Exercise description:
Within the listing below, locate all lines containing the word "Layer". Copy each one.

— START OF Stored records —

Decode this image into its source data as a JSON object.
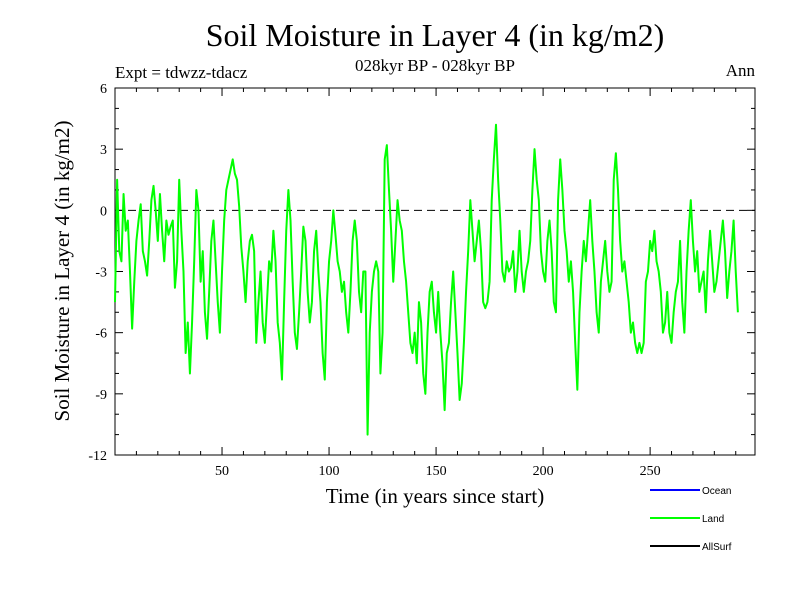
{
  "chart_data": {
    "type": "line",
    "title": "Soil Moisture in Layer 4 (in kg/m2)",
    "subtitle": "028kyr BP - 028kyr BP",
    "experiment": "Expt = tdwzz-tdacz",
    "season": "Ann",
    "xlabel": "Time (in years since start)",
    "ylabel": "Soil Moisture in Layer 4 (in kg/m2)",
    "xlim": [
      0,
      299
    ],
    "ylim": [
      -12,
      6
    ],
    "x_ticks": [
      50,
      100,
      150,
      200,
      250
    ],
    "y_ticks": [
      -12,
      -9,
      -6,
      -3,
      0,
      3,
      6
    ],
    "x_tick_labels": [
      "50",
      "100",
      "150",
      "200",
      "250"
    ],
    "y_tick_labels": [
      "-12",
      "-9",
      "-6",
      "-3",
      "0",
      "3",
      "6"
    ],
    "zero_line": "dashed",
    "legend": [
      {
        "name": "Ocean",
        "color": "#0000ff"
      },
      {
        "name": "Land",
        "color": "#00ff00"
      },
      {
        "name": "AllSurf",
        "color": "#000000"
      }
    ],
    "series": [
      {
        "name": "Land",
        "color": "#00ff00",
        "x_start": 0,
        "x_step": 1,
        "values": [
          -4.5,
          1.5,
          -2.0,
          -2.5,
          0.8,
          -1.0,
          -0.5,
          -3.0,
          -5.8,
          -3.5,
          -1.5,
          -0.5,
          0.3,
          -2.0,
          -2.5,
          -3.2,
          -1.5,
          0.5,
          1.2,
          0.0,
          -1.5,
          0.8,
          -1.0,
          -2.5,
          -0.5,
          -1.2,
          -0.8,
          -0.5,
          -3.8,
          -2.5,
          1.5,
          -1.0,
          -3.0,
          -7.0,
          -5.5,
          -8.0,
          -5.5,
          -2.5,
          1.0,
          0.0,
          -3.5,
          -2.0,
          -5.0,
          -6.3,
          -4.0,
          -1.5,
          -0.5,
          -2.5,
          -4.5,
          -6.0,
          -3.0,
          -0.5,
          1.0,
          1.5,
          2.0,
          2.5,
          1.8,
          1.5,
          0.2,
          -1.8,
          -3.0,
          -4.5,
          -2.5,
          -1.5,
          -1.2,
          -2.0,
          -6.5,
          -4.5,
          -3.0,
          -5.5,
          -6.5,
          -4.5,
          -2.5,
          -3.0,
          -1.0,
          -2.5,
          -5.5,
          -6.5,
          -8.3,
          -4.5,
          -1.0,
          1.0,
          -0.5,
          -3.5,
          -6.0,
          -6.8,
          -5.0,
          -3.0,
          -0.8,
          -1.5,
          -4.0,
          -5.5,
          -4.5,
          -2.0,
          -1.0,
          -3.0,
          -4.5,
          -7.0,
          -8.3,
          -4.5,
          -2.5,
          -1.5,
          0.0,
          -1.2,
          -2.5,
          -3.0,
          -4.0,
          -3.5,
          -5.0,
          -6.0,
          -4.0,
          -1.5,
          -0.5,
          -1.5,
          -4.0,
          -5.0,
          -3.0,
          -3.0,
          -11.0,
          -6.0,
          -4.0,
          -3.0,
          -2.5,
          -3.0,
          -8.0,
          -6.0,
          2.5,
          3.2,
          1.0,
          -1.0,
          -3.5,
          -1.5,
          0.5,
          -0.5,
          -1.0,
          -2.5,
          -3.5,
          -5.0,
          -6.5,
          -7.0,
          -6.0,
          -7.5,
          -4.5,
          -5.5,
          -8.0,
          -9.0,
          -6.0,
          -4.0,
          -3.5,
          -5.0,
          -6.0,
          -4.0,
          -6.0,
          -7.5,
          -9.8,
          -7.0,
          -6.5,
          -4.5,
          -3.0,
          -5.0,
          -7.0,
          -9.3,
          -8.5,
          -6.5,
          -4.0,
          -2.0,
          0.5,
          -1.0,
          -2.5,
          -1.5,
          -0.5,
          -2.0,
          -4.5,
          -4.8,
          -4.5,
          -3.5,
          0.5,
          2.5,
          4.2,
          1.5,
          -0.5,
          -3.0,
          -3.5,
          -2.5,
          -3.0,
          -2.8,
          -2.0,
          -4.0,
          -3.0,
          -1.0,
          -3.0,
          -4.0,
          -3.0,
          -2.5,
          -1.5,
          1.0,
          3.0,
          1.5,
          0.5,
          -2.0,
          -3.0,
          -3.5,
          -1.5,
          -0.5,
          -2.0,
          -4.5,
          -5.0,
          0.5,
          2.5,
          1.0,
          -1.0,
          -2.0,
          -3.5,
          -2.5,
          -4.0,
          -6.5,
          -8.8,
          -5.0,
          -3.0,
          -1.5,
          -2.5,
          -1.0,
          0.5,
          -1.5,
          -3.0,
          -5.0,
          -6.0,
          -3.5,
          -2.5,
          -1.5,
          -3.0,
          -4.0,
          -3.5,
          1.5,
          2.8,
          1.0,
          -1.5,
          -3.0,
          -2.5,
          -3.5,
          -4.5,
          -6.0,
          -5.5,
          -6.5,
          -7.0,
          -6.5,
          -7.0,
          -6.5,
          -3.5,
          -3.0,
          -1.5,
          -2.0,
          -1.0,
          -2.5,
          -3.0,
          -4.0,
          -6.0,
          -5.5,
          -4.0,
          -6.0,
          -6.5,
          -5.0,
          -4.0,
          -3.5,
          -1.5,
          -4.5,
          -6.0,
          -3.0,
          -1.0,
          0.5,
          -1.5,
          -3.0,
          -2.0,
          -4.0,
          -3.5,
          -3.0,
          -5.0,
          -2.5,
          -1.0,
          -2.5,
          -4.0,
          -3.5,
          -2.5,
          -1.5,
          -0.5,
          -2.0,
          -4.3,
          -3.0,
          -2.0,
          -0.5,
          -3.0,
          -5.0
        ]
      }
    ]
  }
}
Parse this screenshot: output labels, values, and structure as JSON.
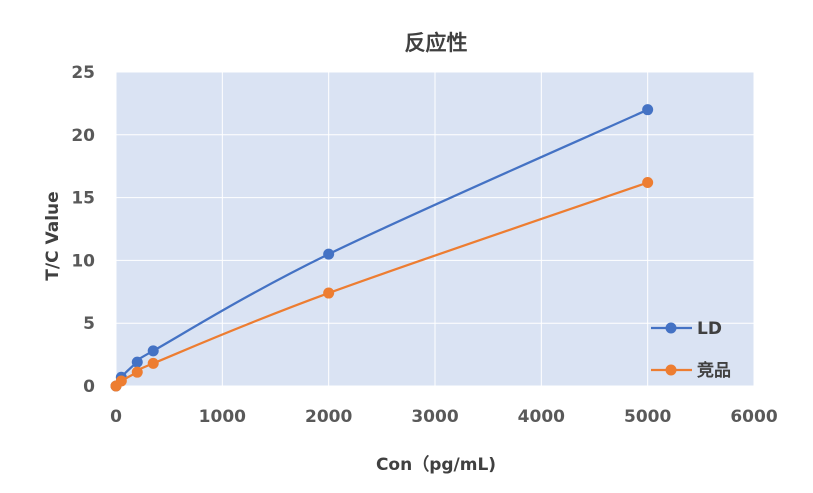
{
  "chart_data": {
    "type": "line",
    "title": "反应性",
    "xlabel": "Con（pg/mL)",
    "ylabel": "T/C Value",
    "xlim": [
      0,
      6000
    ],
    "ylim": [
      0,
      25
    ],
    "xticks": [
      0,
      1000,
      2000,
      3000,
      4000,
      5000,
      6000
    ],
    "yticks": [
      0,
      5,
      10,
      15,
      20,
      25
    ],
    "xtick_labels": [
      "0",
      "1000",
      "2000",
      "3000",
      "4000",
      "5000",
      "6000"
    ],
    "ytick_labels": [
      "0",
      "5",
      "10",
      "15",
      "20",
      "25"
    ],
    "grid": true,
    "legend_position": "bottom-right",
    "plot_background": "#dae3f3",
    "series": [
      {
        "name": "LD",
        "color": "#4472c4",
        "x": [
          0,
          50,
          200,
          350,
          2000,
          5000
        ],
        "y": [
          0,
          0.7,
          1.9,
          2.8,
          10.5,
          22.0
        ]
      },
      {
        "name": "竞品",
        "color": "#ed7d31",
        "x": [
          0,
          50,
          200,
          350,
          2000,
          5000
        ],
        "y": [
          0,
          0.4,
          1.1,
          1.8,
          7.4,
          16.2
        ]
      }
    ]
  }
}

— END OF Stored records —
— START OF Stored records —

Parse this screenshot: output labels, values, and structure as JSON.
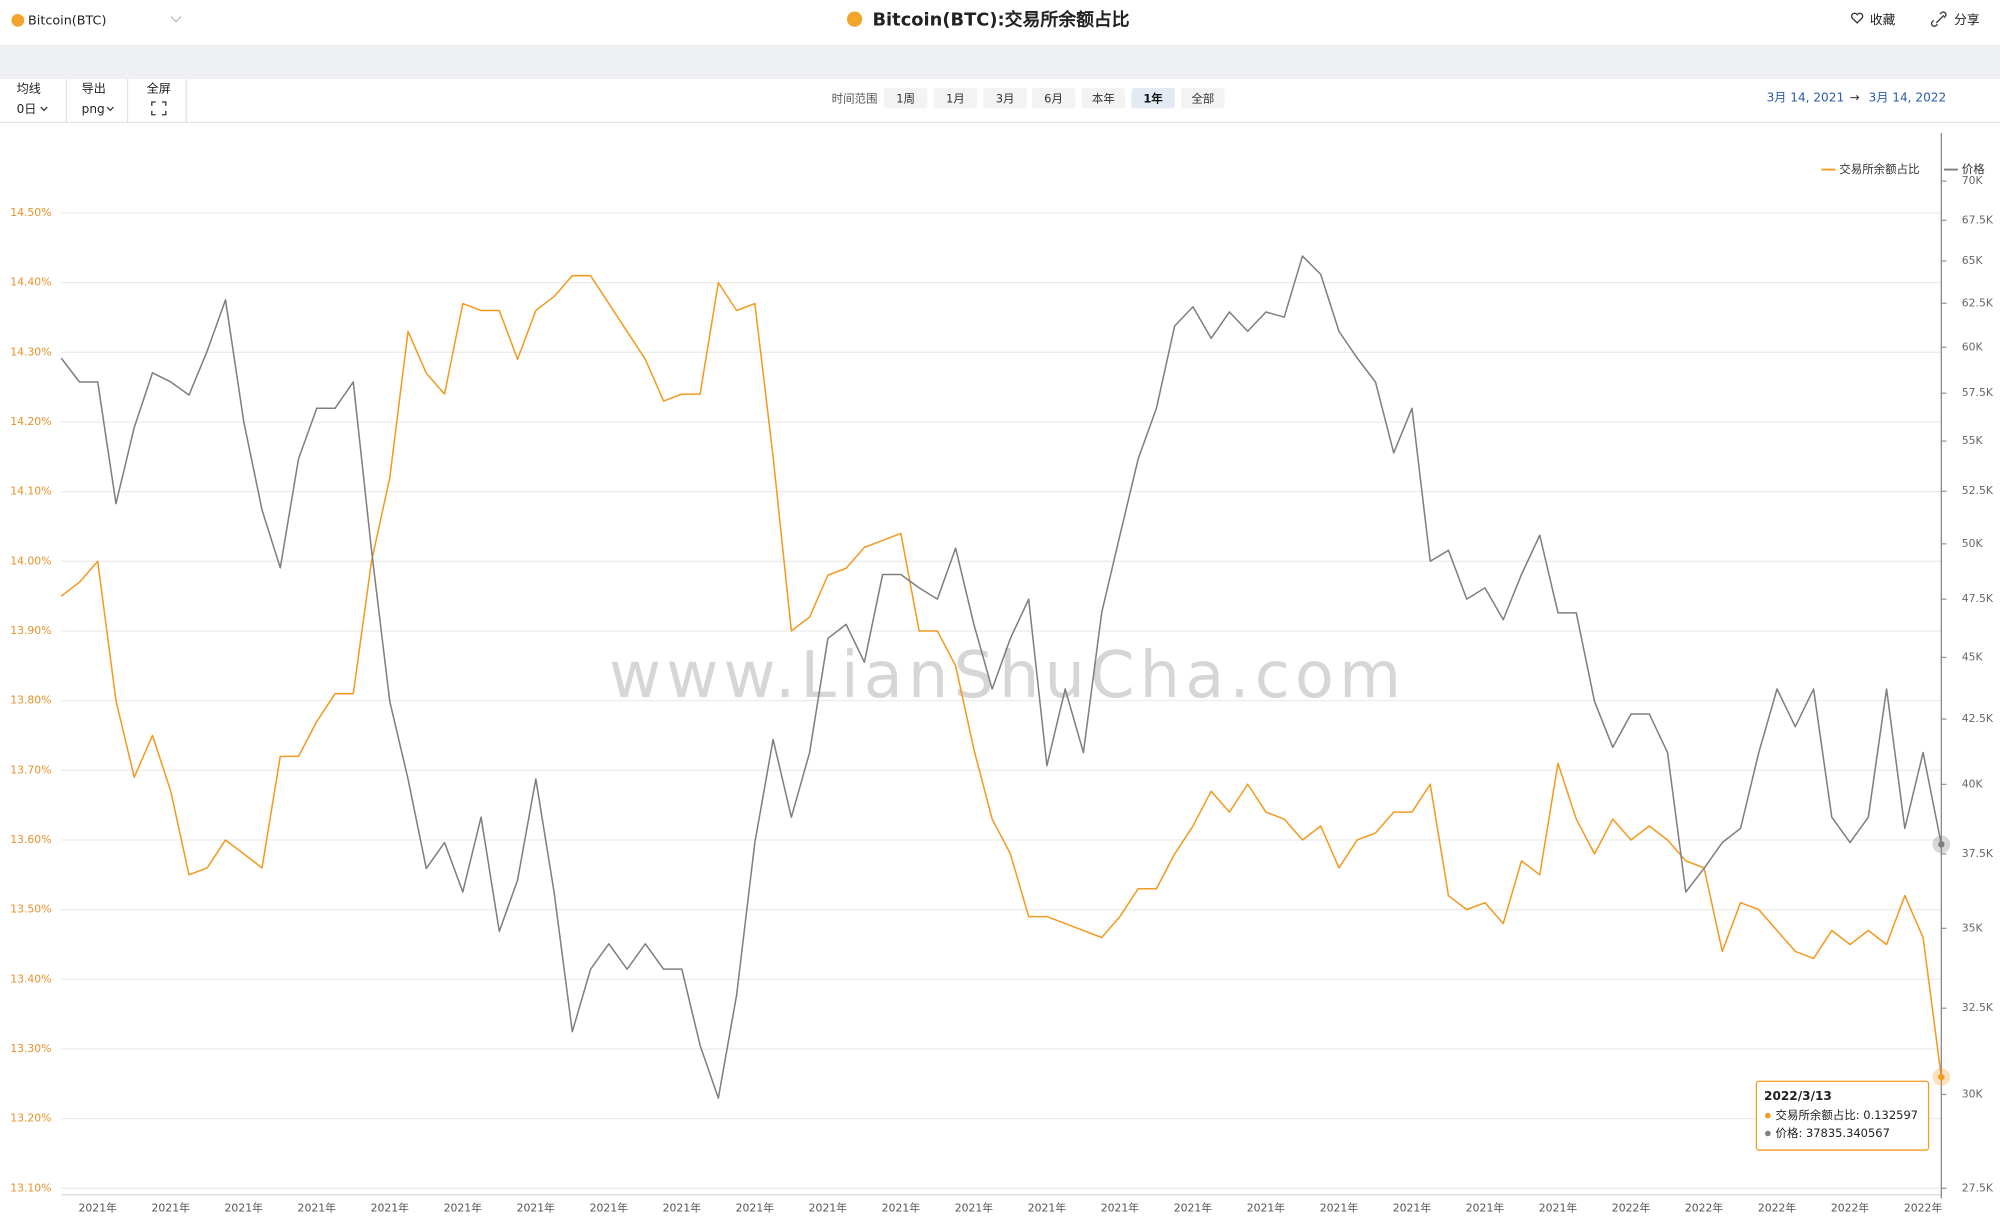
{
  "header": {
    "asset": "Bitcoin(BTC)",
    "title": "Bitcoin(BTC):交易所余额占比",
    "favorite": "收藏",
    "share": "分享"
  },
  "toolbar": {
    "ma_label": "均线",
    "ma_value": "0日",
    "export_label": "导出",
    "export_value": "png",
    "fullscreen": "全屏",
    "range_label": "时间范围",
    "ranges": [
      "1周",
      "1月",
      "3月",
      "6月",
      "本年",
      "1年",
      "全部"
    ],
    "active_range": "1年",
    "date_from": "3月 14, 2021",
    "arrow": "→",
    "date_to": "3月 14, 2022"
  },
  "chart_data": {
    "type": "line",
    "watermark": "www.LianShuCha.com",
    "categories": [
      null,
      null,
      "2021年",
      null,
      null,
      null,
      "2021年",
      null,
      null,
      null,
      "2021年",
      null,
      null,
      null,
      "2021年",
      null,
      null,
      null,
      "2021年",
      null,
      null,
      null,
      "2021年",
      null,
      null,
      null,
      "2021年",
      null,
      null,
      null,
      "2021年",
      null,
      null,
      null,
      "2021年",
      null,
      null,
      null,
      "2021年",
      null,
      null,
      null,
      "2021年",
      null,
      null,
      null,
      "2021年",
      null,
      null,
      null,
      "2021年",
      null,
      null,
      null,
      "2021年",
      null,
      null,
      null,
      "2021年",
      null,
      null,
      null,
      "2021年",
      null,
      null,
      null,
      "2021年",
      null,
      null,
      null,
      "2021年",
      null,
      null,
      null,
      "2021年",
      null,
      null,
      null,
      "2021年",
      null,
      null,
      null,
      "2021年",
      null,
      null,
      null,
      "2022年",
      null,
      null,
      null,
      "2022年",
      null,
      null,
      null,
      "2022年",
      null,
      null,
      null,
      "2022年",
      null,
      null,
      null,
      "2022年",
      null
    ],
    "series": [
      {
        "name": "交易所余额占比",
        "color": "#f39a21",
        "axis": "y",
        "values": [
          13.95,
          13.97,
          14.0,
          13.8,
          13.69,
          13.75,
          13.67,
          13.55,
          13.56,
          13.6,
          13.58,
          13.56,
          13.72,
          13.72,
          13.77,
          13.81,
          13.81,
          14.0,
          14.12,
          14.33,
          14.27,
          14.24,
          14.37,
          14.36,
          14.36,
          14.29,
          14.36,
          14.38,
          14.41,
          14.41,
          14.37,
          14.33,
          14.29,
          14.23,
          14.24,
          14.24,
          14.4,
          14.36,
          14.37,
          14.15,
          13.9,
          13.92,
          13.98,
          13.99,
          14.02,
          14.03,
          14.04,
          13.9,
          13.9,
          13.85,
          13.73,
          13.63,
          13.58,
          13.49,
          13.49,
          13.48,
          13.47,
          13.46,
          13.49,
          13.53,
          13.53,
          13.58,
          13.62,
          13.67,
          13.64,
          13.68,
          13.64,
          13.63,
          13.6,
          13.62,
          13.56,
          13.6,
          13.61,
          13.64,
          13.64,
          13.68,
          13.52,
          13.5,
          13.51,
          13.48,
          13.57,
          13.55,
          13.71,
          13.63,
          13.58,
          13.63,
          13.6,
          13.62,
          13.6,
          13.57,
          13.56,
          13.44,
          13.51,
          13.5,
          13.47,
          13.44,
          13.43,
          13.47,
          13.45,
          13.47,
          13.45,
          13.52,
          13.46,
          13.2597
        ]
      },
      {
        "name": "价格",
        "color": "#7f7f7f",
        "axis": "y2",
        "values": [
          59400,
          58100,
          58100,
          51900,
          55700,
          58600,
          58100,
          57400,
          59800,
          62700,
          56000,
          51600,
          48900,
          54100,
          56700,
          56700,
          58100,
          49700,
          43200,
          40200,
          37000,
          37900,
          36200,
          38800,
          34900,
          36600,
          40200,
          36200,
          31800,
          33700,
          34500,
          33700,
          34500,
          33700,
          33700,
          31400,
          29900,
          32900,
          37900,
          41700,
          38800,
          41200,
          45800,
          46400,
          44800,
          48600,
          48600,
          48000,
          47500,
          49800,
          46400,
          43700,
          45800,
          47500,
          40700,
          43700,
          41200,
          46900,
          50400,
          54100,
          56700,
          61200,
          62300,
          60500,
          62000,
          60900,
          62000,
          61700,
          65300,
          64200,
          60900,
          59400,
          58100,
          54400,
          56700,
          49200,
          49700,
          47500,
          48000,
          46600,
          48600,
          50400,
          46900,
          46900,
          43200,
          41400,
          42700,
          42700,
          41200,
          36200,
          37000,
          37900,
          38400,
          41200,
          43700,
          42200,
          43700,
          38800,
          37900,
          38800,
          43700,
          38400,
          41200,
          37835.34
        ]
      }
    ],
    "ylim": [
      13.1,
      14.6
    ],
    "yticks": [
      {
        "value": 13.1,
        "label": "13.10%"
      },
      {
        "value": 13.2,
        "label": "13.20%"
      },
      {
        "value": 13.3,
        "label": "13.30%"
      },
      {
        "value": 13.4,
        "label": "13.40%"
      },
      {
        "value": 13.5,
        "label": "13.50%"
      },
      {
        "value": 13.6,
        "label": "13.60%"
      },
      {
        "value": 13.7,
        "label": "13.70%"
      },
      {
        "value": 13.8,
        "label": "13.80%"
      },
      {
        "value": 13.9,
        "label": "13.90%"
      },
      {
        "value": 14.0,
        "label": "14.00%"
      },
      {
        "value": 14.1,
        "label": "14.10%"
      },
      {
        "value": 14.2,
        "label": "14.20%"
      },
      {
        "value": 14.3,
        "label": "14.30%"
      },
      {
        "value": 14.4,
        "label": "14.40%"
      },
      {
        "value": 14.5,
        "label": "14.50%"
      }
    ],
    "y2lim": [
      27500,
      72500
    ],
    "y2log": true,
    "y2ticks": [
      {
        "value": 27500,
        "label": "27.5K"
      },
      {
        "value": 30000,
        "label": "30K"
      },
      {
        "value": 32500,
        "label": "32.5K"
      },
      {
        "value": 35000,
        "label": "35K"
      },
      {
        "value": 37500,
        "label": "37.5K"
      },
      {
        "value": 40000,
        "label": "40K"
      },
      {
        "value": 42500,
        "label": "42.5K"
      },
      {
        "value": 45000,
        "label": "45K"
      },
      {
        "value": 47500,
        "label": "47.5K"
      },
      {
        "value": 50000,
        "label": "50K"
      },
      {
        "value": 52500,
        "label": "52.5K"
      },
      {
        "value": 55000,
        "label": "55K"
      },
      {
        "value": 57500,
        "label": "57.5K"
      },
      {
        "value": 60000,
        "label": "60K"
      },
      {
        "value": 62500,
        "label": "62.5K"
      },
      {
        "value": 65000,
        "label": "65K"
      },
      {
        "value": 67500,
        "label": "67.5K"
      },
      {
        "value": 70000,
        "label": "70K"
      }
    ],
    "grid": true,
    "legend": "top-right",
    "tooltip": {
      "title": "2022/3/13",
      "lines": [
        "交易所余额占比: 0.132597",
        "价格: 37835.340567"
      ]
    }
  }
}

— END OF Stored records —

Solution to this exercise:
    "title": "Soil Moisture in Layer 4 (in kg/m2)",
    "ylabel": "Soil Moisture in Layer 4 (in kg/m2)",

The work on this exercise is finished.